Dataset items
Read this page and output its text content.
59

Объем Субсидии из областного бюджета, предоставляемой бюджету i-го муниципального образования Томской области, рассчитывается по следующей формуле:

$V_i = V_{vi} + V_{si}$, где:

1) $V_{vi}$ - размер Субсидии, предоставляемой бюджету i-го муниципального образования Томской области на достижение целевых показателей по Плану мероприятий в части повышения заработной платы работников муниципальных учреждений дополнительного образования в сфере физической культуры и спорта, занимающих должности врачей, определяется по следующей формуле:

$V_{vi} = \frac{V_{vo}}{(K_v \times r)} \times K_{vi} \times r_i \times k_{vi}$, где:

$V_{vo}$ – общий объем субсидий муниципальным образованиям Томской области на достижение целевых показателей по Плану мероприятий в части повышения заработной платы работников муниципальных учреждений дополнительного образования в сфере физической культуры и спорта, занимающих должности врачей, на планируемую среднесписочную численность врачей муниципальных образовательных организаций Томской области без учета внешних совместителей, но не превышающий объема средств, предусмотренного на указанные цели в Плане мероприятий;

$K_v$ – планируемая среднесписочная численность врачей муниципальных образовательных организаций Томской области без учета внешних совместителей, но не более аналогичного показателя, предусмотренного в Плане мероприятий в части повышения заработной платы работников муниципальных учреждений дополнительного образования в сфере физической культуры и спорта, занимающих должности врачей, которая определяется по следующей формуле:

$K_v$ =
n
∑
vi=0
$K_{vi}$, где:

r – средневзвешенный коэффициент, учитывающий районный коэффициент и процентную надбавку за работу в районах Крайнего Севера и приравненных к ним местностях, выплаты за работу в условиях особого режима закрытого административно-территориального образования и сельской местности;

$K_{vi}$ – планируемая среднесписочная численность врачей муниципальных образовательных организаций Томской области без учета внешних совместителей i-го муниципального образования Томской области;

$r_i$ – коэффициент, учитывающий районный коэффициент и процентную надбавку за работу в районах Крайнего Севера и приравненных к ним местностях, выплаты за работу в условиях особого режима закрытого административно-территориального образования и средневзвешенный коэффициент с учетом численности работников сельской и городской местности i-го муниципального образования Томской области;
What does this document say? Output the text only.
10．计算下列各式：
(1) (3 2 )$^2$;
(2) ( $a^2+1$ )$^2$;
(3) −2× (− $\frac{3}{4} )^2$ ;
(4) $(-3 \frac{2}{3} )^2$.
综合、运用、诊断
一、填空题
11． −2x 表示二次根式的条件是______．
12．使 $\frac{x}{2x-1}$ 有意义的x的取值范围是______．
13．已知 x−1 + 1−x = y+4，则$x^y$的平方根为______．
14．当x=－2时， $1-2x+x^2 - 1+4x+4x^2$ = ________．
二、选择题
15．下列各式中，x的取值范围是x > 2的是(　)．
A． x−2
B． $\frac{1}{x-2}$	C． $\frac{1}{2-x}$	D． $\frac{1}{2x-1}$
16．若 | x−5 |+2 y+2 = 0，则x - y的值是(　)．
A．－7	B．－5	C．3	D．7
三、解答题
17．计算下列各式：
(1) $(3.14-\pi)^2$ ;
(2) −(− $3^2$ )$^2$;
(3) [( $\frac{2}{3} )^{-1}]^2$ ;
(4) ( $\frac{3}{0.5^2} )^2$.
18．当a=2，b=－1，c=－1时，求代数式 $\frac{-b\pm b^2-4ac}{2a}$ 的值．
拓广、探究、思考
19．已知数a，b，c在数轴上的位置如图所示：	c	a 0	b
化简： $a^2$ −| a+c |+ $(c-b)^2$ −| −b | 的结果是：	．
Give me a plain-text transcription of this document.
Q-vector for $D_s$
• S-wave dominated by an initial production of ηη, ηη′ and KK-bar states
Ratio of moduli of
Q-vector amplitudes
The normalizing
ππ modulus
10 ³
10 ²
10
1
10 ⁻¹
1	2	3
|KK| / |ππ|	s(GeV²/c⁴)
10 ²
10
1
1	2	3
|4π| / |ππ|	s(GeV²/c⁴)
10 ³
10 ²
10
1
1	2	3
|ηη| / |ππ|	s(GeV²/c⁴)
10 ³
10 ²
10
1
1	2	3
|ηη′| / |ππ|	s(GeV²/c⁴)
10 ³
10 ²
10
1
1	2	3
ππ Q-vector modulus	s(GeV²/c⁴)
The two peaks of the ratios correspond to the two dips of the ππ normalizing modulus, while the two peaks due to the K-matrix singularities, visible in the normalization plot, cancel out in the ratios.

Work instructions
Single out each line of the records above with the string "коэффициент" in it, and copy it.

Answer below
r – средневзвешенный коэффициент, учитывающий районный коэффициент и процентную надбавку за работу в районах Крайнего Севера и приравненных к ним местностях, выплаты за работу в условиях особого режима закрытого административно-территориального образования и сельской местности;
$r_i$ – коэффициент, учитывающий районный коэффициент и процентную надбавку за работу в районах Крайнего Севера и приравненных к ним местностях, выплаты за работу в условиях особого режима закрытого административно-территориального образования и средневзвешенный коэффициент с учетом численности работников сельской и городской местности i-го муниципального образования Томской области;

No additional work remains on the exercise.